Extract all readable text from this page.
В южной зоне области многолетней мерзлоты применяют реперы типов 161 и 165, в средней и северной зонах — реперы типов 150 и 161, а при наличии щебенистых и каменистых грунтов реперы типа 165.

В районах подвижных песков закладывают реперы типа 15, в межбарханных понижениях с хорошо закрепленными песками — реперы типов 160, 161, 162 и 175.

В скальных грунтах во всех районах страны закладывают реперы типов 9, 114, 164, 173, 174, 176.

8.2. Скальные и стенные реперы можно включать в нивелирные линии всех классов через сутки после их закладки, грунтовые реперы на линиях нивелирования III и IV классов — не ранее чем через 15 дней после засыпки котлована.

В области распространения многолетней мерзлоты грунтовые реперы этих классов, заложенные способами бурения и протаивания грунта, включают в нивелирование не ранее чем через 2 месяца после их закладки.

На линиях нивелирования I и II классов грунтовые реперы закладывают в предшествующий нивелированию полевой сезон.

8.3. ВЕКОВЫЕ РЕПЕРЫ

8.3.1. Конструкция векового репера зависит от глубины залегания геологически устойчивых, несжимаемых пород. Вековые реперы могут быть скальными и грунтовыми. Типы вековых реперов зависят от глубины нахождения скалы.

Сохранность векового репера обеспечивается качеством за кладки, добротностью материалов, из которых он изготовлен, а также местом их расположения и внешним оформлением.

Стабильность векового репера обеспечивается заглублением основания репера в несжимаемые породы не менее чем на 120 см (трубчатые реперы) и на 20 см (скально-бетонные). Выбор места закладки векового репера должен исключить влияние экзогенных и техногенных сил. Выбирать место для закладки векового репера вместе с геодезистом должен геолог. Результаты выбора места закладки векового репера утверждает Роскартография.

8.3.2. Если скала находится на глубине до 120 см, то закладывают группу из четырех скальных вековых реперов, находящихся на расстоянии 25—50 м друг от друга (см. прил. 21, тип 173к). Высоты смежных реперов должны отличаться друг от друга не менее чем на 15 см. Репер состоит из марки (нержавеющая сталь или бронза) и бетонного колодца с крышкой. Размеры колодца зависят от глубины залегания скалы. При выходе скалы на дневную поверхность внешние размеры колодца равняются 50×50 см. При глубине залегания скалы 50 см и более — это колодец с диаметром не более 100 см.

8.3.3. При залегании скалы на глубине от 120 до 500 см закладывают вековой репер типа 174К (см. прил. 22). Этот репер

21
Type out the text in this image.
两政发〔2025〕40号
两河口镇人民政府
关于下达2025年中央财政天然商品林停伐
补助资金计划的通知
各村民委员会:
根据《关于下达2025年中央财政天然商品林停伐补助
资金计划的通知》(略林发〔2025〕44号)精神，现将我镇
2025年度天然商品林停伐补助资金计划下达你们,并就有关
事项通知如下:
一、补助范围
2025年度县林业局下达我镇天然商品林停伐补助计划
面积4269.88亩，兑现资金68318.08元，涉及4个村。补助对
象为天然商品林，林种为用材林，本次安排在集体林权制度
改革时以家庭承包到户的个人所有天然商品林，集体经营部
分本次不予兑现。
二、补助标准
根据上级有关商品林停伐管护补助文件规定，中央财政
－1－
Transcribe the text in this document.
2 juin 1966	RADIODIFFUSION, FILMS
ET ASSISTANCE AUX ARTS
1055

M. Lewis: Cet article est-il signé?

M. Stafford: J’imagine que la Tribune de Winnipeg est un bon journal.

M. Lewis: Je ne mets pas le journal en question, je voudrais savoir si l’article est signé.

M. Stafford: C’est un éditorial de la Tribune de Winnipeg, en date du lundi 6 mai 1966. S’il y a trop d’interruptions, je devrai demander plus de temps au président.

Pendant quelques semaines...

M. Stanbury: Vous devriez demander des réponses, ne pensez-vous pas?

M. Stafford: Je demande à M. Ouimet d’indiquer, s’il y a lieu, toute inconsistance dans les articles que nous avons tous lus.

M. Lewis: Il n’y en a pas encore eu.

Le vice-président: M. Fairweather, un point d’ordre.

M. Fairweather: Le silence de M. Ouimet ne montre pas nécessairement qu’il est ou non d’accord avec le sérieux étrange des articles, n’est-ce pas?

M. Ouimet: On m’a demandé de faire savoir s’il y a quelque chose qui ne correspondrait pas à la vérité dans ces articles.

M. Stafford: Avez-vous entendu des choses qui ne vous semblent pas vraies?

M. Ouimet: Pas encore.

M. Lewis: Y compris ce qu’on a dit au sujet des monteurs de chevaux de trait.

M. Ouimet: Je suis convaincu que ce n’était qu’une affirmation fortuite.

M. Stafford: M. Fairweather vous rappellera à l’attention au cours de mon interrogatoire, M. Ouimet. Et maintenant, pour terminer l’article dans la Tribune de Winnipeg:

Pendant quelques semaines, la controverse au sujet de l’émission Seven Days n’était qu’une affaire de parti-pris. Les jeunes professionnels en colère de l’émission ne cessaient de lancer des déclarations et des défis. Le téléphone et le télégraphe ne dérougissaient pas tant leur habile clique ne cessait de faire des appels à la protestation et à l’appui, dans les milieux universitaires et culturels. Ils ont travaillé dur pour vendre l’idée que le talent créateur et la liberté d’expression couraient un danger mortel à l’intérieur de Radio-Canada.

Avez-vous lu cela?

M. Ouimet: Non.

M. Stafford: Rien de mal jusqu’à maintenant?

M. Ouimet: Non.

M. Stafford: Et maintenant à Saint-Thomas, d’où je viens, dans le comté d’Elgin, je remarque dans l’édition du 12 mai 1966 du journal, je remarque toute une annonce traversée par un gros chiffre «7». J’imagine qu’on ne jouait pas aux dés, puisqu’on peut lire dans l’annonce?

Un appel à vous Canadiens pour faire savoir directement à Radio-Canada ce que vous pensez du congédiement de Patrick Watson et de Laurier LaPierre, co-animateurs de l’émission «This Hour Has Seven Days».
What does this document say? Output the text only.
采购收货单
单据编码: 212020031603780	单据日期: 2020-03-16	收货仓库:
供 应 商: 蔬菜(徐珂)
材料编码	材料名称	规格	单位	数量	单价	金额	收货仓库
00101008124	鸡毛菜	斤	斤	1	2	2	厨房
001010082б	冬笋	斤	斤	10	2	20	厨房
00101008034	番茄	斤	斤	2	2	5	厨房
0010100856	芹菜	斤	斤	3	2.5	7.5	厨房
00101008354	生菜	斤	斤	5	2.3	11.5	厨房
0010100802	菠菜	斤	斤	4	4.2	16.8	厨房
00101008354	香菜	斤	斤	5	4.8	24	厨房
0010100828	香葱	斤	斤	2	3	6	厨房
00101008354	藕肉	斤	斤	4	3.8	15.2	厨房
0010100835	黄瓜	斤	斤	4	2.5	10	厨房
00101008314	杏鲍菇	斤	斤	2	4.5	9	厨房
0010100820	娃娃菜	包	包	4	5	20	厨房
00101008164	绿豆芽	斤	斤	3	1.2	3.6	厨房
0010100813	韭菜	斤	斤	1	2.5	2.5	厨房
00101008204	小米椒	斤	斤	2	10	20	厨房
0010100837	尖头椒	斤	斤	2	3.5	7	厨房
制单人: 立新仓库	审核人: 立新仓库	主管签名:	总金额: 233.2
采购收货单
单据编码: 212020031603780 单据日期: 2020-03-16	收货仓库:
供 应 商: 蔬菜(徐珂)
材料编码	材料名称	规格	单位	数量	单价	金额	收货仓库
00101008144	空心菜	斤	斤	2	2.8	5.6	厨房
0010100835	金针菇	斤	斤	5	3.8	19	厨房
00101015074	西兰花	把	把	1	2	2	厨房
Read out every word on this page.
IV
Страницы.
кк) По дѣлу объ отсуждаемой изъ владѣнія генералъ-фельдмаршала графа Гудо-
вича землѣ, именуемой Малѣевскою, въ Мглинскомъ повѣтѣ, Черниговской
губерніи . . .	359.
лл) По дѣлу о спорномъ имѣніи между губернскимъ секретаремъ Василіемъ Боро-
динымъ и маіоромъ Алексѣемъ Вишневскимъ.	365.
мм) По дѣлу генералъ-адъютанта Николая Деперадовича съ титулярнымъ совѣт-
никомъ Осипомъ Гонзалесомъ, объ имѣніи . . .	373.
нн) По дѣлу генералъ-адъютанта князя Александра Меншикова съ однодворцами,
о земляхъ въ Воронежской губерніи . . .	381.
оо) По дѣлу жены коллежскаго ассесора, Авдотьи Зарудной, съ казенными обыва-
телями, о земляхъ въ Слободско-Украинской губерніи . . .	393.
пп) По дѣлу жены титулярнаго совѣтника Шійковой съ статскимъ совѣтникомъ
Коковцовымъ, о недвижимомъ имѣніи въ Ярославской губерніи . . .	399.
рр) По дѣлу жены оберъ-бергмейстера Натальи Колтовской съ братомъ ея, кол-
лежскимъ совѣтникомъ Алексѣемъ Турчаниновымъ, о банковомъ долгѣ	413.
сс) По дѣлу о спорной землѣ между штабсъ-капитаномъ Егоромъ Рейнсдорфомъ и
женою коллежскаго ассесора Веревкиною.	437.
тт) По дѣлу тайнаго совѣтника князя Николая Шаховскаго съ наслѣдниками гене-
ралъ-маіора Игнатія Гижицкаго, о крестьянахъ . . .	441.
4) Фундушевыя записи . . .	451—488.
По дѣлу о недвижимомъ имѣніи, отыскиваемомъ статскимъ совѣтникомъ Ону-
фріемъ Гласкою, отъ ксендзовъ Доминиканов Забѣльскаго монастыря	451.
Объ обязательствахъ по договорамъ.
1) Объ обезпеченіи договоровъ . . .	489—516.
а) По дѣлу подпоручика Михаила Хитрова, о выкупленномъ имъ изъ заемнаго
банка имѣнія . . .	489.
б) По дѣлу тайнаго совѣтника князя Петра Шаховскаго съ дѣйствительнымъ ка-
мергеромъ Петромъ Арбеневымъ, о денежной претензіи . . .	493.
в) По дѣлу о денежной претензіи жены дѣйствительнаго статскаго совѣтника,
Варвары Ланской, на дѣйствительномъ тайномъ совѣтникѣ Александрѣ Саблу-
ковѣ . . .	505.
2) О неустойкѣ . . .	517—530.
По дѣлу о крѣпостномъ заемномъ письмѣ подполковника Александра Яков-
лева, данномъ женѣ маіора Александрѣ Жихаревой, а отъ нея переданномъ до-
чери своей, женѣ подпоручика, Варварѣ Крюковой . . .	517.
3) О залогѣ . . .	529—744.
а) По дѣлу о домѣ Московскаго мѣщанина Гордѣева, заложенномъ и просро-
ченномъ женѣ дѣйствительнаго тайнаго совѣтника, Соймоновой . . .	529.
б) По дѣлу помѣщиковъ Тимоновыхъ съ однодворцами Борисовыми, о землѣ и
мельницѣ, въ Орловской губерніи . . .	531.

Exercise description ▸
In how many lines does the word "подпоручика" appear? Respond with the number alone.

Solution to the problem ▸
2